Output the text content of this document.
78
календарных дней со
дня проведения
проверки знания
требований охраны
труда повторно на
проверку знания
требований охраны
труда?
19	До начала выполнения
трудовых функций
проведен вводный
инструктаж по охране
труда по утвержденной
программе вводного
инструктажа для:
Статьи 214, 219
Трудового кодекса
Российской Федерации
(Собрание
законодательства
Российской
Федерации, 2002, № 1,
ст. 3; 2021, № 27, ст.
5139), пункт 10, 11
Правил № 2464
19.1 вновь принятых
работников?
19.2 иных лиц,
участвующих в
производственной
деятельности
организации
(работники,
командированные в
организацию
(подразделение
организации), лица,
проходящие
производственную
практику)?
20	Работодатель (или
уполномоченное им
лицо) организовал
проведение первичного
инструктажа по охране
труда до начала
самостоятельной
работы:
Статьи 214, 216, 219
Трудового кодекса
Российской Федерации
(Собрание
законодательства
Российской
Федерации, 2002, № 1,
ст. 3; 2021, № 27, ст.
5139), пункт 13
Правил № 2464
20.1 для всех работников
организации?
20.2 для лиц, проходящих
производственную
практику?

**Exercise objective:**
Copy every record above exactly as it appears.

**Correct response:**
Output the text content of this document.
78
календарных дней со
дня проведения
проверки знания
требований охраны
труда повторно на
проверку знания
требований охраны
труда?
19	До начала выполнения
трудовых функций
проведен вводный
инструктаж по охране
труда по утвержденной
программе вводного
инструктажа для:
Статьи 214, 219
Трудового кодекса
Российской Федерации
(Собрание
законодательства
Российской
Федерации, 2002, № 1,
ст. 3; 2021, № 27, ст.
5139), пункт 10, 11
Правил № 2464
19.1 вновь принятых
работников?
19.2 иных лиц,
участвующих в
производственной
деятельности
организации
(работники,
командированные в
организацию
(подразделение
организации), лица,
проходящие
производственную
практику)?
20	Работодатель (или
уполномоченное им
лицо) организовал
проведение первичного
инструктажа по охране
труда до начала
самостоятельной
работы:
Статьи 214, 216, 219
Трудового кодекса
Российской Федерации
(Собрание
законодательства
Российской
Федерации, 2002, № 1,
ст. 3; 2021, № 27, ст.
5139), пункт 13
Правил № 2464
20.1 для всех работников
организации?
20.2 для лиц, проходящих
производственную
практику?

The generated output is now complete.